## WRITTEN INSTRUCTION 1
Name every place in the passage about leaving below that is mentioned by name.
## WRITTEN INSTRUCTION 2
In the records below, render the lines from the line with "remove-entry-label: Remove Entry" up to and including the line with "grouped-checkbox-wrap[interactable]: Grouped [247,168,322,183]" as a Markdown table with the columns Row and Line, leaving out any blank lines.

I meandered my way across Australia, Southeast Asia, Japan, Taiwan and many other places.

I left because I’d reached an impasse in life. There were routes forward but they all seemed so… predictable. Unsatisfying. I could get another job or go back to contracting. I could buy a house or flat. Then what? Go to work? Sit in a house?

I left because I’d done everything I could. Given everything I could. And that was before I took a 60% pay cut to become a civil servant. The heavily drunken words of senior civil servant echoing in my head, “you’re a fucking disaster.” I resigned a couple of months later.

Some executive at a two-bit consultancy tried to hire me and, after my repeated rejection, told me I was simply having a midlife crisis. “What will you do when your money runs out?” I didn’t know then and I don’t know now. Ask me again in a decade.

Anyway, so I left.

I’d gone on extended trips before. This was different. There was no return planned and I didn’t have a place to come back to.

## DATA FOR PROCESSING
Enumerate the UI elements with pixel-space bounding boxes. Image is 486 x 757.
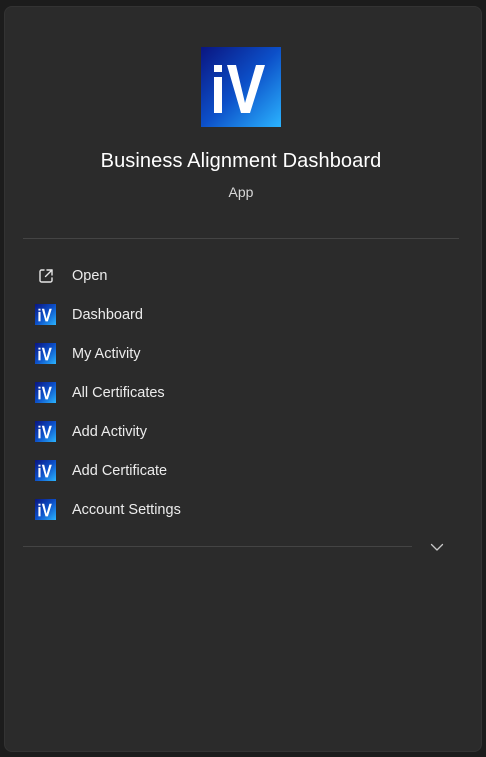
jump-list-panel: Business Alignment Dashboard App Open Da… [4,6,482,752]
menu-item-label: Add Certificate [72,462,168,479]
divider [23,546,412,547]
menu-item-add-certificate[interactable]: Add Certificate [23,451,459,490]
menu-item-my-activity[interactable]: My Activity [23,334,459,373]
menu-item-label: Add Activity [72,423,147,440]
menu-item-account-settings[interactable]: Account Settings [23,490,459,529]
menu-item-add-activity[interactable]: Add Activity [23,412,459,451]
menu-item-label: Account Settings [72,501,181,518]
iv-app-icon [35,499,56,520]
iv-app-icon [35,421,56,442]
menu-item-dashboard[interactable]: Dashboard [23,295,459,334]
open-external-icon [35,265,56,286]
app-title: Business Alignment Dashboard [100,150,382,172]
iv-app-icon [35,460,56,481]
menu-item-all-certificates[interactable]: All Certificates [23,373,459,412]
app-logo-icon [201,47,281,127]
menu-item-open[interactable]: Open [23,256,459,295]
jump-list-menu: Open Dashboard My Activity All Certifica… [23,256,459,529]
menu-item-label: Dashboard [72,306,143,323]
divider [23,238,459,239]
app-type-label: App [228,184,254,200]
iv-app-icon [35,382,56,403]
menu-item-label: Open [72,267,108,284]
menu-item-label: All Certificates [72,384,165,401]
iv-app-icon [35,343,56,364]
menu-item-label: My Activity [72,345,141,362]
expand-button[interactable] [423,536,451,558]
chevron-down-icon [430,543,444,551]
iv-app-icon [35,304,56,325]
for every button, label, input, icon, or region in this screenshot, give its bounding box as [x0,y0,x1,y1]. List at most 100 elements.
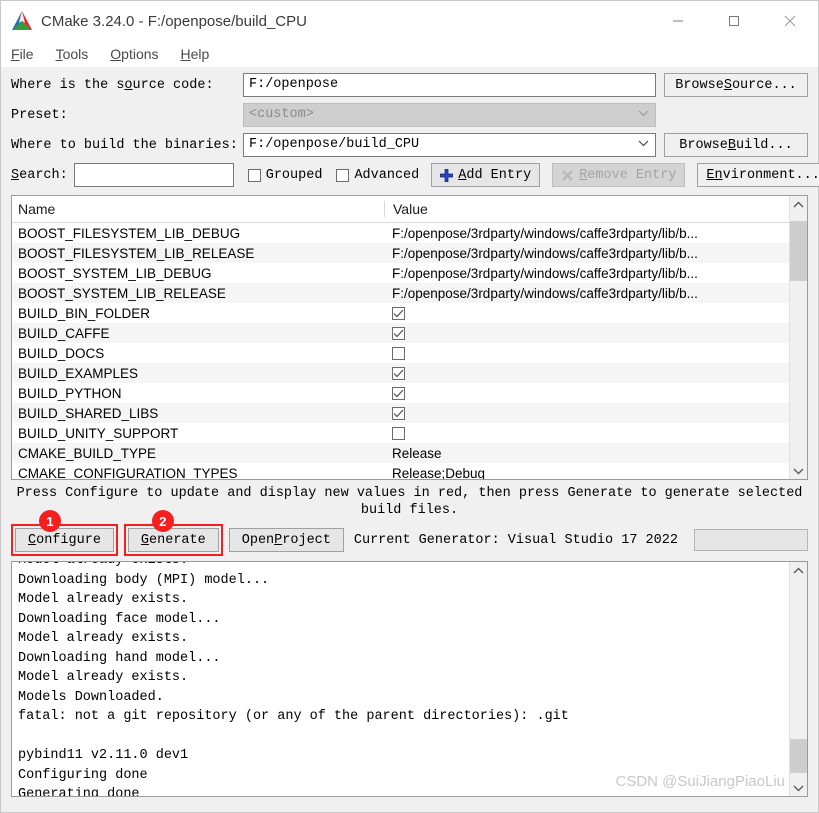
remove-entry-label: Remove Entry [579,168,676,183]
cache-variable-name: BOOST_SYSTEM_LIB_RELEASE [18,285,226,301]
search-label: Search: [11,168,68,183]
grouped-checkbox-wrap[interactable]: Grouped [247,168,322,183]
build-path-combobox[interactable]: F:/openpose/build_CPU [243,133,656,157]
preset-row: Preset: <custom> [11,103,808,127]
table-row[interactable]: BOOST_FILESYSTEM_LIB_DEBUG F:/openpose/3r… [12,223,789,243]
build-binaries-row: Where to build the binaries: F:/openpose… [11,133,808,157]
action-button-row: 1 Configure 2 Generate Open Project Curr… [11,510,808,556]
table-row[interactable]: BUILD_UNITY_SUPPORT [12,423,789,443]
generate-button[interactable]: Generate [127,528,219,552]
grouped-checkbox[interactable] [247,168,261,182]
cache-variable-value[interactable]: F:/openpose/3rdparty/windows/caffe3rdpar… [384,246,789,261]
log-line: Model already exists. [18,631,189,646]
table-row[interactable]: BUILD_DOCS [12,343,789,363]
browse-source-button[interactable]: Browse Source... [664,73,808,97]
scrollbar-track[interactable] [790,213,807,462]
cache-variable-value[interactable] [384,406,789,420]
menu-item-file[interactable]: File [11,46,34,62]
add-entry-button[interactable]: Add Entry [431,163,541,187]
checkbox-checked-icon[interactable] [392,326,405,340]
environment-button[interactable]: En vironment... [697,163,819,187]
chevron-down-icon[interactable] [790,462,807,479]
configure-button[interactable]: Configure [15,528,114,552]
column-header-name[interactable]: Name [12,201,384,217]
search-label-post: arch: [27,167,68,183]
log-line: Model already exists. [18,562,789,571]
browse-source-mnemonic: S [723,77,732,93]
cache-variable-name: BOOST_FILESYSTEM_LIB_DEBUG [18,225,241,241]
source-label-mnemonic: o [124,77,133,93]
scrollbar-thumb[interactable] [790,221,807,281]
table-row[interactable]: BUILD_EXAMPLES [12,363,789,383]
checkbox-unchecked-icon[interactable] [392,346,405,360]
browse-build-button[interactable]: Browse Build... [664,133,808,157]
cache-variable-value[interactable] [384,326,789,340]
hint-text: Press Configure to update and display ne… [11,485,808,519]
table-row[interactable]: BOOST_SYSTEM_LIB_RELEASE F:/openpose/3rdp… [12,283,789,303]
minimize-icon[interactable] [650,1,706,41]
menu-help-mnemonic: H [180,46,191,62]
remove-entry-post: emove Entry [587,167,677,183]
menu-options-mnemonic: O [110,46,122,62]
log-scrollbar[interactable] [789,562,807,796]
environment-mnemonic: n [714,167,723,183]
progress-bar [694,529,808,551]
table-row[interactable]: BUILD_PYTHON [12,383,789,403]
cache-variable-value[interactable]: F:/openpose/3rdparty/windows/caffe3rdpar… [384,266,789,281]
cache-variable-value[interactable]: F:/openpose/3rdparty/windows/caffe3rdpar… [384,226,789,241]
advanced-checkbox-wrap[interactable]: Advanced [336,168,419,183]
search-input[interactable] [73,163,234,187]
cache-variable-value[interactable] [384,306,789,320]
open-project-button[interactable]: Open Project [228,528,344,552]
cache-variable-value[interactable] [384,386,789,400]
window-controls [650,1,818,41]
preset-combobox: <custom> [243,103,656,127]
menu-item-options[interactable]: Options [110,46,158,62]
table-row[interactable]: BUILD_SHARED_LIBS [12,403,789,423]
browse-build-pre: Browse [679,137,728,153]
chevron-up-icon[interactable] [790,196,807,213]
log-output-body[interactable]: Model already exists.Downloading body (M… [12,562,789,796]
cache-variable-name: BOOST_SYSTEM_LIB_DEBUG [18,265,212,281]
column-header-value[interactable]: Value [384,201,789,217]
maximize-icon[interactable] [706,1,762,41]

## FULL OUTPUT 1
Australia
Southeast Asia
Japan
Taiwan

## FULL OUTPUT 2
| Row | Line |
|---|---|
| 1 | remove-entry-label: Remove Entry [579,168,676,183] |
| 2 | cache-variable-name: BOOST_SYSTEM_LIB_RELEASE [18,285,226,301] |
| 3 | search-label: Search: [11,168,68,183] |
| 4 | grouped-checkbox-wrap[interactable]: Grouped [247,168,322,183] |